Task to complete: Select from the data all lines with the word "name".

Recorded data:

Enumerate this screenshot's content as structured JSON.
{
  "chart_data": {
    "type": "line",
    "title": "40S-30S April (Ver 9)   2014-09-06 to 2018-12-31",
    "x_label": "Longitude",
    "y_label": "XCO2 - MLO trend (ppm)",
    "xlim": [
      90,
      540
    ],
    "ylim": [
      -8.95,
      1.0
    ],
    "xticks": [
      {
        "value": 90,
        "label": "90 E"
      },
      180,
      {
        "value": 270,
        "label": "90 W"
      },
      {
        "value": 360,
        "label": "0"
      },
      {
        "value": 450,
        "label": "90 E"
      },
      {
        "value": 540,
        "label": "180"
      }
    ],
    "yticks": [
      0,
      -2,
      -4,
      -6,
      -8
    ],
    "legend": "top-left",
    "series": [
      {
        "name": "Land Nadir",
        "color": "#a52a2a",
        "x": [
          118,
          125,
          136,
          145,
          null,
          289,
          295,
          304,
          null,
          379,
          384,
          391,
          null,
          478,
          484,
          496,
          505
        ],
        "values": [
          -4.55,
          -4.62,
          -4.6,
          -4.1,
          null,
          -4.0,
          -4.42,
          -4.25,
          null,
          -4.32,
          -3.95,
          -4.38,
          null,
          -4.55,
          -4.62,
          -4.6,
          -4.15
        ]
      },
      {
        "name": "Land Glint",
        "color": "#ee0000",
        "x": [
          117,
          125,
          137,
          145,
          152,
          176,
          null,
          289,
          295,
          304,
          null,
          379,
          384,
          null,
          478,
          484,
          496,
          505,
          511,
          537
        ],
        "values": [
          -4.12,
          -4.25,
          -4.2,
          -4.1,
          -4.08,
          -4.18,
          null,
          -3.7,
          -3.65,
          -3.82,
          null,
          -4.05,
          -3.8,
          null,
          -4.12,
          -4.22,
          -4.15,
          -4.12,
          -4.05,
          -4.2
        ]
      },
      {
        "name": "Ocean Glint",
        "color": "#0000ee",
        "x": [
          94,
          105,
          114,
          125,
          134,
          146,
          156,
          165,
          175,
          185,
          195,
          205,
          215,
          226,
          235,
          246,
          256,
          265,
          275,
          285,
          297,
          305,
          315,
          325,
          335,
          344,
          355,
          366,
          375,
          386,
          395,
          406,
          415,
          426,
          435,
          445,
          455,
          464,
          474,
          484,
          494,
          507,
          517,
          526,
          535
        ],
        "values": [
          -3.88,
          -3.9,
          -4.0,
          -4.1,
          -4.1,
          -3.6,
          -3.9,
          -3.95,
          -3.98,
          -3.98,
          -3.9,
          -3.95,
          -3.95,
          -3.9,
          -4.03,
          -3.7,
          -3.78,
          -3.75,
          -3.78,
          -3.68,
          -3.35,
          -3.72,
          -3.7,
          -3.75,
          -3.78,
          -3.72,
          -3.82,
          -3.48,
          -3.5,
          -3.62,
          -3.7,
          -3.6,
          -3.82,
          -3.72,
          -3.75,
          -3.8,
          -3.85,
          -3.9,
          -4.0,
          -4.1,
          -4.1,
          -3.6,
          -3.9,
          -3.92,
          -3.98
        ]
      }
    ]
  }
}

Answer to the exercise:
        "name": "Land Nadir",
        "name": "Land Glint",
        "name": "Ocean Glint",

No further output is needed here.